* begin THE INPUT *

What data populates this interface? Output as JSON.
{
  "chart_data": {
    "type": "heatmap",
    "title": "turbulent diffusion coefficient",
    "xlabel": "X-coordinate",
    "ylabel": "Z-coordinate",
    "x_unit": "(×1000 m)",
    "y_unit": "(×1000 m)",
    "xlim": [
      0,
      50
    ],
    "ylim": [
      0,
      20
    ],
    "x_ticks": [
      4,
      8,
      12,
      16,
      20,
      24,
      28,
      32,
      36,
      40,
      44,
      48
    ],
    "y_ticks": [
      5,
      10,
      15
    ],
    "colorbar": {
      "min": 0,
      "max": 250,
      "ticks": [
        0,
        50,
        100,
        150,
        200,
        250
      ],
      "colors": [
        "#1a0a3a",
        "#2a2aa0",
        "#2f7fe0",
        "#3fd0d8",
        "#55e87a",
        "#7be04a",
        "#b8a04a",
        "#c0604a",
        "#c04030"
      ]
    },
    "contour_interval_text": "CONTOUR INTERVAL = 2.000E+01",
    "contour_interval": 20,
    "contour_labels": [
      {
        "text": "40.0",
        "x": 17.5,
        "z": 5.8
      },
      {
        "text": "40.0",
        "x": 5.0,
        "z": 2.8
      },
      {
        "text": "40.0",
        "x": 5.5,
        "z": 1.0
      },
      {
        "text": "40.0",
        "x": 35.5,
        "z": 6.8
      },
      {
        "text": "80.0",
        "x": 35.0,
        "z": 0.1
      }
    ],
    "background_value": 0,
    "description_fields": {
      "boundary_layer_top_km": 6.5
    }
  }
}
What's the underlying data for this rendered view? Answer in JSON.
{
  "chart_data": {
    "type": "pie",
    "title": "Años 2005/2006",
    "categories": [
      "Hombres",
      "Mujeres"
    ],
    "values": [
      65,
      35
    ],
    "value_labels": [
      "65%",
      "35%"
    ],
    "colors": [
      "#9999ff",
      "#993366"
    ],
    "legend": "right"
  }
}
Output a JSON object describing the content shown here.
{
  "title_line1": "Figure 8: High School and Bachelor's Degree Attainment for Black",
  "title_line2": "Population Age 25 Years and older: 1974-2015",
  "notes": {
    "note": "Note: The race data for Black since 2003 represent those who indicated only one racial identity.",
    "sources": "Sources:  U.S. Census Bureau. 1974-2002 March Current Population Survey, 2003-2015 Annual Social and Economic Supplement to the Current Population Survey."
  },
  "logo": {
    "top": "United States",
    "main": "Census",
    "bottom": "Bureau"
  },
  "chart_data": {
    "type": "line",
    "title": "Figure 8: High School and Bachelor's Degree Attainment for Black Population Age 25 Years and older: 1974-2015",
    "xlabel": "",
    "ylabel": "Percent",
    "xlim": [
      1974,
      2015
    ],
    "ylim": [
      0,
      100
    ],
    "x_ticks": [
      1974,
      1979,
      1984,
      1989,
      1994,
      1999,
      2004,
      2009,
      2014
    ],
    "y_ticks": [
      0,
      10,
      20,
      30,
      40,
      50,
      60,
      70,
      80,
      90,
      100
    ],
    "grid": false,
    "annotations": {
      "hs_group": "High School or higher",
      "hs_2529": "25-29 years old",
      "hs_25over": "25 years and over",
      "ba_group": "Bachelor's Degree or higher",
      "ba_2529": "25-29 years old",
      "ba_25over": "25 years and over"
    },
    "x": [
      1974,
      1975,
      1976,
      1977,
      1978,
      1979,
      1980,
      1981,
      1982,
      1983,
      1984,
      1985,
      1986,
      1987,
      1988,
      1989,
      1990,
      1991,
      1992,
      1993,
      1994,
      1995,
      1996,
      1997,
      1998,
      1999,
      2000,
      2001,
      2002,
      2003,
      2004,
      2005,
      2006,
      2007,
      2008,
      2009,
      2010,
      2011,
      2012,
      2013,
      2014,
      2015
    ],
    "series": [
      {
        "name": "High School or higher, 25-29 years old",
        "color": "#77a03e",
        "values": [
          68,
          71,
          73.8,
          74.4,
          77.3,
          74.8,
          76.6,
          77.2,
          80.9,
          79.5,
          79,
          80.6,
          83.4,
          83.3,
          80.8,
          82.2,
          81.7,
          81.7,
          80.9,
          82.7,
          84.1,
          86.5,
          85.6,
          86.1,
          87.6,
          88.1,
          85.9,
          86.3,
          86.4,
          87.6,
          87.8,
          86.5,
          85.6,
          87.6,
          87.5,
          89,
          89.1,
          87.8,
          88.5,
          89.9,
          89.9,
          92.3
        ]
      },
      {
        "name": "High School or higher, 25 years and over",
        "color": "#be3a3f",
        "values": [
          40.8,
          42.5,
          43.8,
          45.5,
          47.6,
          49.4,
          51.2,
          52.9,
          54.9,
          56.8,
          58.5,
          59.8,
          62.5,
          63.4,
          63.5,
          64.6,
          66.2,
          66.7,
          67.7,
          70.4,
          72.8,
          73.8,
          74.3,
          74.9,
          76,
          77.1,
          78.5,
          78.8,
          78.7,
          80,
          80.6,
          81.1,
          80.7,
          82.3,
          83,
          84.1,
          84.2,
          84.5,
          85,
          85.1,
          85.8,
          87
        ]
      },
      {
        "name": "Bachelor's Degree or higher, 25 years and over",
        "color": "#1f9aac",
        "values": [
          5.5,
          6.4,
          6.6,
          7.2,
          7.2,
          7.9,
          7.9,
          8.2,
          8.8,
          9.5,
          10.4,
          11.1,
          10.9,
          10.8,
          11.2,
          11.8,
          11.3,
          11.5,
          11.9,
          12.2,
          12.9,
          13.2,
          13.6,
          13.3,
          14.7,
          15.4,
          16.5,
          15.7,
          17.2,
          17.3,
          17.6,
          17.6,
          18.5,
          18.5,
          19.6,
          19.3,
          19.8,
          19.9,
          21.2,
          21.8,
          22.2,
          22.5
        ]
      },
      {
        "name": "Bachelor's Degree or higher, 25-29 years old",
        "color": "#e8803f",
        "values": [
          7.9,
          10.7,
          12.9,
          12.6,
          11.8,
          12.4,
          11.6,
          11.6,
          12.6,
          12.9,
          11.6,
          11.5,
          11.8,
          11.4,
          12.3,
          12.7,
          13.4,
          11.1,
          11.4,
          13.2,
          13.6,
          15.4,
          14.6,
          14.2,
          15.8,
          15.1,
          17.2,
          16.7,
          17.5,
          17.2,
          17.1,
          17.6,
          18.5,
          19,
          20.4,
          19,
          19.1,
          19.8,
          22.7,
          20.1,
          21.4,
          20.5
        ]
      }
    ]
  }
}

* end THE INPUT *

YOUR INSTRUCTIONS
Show every line of the records above that contains the word "Population".

THE REPLY
  "title_line2": "Population Age 25 Years and older: 1974-2015",
    "sources": "Sources:  U.S. Census Bureau. 1974-2002 March Current Population Survey, 2003-2015 Annual Social and Economic Supplement to the Current Population Survey."
    "title": "Figure 8: High School and Bachelor's Degree Attainment for Black Population Age 25 Years and older: 1974-2015",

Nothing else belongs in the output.